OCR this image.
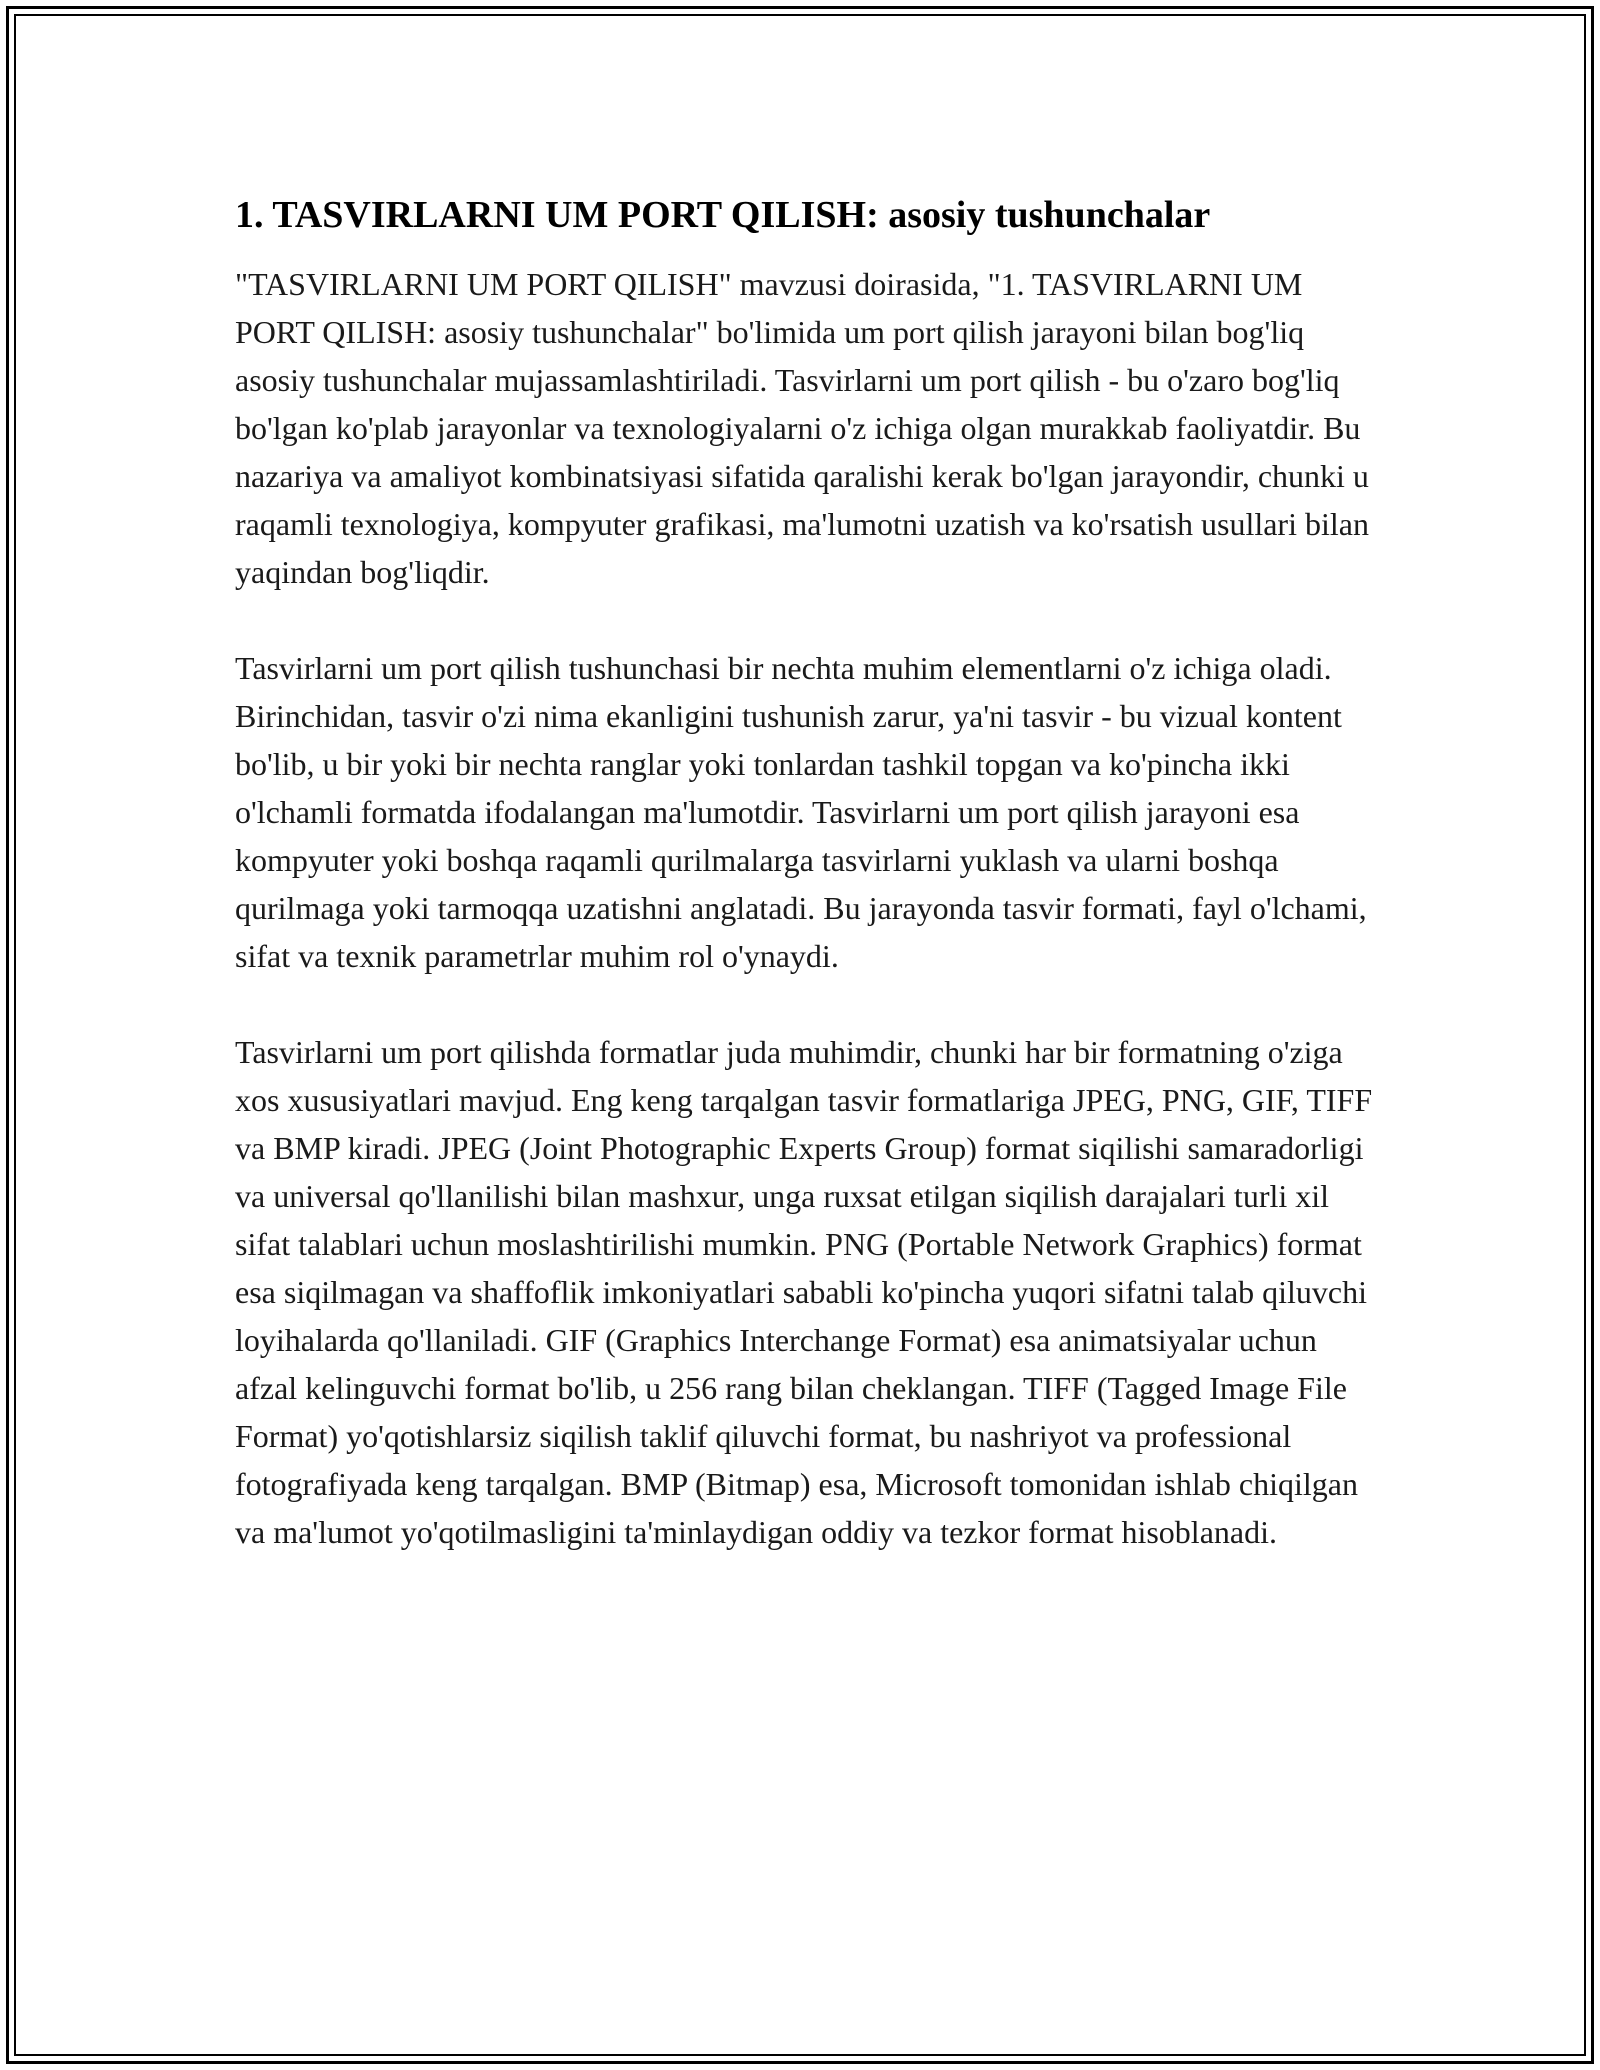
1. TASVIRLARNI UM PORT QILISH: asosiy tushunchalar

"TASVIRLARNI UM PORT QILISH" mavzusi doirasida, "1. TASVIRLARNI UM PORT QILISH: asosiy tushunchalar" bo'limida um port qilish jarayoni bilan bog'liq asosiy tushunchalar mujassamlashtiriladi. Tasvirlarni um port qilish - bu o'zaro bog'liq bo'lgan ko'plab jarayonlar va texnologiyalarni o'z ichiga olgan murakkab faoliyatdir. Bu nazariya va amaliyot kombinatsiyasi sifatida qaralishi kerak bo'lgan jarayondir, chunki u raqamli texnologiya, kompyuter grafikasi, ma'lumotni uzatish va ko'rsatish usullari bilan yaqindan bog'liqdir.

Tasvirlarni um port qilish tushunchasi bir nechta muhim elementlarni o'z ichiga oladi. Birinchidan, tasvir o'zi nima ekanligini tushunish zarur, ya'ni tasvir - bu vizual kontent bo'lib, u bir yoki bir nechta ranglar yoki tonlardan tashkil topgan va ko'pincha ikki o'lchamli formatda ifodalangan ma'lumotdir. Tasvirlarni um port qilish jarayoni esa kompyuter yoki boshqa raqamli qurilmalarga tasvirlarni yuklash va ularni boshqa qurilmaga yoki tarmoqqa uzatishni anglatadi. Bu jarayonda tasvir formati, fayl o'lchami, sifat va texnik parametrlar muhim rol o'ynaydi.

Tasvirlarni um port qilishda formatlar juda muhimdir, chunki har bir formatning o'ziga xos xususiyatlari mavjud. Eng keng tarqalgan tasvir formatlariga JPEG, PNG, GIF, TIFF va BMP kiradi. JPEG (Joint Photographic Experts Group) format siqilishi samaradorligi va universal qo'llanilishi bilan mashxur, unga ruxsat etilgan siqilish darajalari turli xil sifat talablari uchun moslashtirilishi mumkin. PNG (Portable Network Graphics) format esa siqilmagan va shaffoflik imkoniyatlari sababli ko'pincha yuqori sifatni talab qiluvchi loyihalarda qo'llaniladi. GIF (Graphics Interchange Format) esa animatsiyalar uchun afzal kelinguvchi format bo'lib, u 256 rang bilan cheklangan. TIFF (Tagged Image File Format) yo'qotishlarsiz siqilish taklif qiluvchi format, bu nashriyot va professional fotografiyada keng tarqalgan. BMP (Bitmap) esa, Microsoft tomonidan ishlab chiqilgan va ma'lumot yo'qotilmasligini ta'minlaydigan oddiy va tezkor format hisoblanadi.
--------
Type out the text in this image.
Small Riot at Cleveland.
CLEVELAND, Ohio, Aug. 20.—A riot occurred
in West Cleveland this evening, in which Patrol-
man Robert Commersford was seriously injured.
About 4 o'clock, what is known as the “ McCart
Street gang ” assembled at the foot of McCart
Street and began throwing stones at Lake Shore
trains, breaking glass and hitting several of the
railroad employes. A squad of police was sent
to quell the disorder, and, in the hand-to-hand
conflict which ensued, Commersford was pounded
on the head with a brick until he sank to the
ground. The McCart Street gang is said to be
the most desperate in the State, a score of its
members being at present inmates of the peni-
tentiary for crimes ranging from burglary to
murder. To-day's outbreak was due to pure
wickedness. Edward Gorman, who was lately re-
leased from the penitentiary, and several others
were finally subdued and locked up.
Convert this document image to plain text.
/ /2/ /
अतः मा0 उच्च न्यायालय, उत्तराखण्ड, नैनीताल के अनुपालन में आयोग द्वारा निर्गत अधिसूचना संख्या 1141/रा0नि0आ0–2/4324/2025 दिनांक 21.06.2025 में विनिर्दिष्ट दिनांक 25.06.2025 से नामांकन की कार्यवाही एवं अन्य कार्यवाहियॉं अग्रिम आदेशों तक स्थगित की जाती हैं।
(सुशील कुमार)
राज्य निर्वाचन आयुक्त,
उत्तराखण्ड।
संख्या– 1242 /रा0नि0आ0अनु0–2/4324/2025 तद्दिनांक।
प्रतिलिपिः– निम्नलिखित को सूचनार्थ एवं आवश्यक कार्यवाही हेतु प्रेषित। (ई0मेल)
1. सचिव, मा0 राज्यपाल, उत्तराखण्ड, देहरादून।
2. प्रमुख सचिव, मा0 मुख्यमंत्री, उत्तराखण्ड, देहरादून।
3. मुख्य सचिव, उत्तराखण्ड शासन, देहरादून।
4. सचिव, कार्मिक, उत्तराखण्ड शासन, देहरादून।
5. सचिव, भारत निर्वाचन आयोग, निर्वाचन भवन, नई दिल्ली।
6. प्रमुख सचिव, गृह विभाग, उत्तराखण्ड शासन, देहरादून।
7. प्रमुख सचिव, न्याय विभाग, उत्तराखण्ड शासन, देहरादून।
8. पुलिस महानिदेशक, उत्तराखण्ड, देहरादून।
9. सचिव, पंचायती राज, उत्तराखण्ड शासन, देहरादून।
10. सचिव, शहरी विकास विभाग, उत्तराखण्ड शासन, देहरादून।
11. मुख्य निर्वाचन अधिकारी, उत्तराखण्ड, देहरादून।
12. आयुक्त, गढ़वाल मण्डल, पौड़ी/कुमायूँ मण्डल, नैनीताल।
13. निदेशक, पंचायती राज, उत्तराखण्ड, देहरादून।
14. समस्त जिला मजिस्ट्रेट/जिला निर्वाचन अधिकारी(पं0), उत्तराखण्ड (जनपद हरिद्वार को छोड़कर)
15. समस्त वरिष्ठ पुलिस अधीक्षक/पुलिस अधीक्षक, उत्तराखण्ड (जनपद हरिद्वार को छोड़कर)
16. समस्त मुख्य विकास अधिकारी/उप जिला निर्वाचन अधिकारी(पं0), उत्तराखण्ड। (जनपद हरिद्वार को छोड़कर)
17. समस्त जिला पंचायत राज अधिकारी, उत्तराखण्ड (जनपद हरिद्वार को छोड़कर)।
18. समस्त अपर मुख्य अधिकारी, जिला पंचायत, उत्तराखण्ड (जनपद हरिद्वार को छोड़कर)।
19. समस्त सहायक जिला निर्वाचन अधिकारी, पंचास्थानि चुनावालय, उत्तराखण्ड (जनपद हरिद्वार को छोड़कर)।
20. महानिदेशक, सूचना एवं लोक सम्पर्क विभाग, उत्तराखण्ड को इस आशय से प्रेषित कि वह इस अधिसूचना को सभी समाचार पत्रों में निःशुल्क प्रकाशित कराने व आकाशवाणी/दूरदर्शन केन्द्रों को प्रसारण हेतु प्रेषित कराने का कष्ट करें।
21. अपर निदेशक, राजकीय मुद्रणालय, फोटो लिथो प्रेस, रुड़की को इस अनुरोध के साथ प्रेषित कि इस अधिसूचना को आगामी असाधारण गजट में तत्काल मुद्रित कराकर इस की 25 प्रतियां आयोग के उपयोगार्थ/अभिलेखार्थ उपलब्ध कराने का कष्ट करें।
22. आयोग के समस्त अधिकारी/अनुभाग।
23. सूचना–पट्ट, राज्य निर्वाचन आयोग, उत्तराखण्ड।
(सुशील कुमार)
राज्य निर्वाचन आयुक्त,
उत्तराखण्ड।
--------
> Request
Pick out every line above that contains the word "जनपद" and copy it.

> Exercise output
14. समस्त जिला मजिस्ट्रेट/जिला निर्वाचन अधिकारी(पं0), उत्तराखण्ड (जनपद हरिद्वार को छोड़कर)
15. समस्त वरिष्ठ पुलिस अधीक्षक/पुलिस अधीक्षक, उत्तराखण्ड (जनपद हरिद्वार को छोड़कर)
16. समस्त मुख्य विकास अधिकारी/उप जिला निर्वाचन अधिकारी(पं0), उत्तराखण्ड। (जनपद हरिद्वार को छोड़कर)
17. समस्त जिला पंचायत राज अधिकारी, उत्तराखण्ड (जनपद हरिद्वार को छोड़कर)।
18. समस्त अपर मुख्य अधिकारी, जिला पंचायत, उत्तराखण्ड (जनपद हरिद्वार को छोड़कर)।
19. समस्त सहायक जिला निर्वाचन अधिकारी, पंचास्थानि चुनावालय, उत्तराखण्ड (जनपद हरिद्वार को छोड़कर)।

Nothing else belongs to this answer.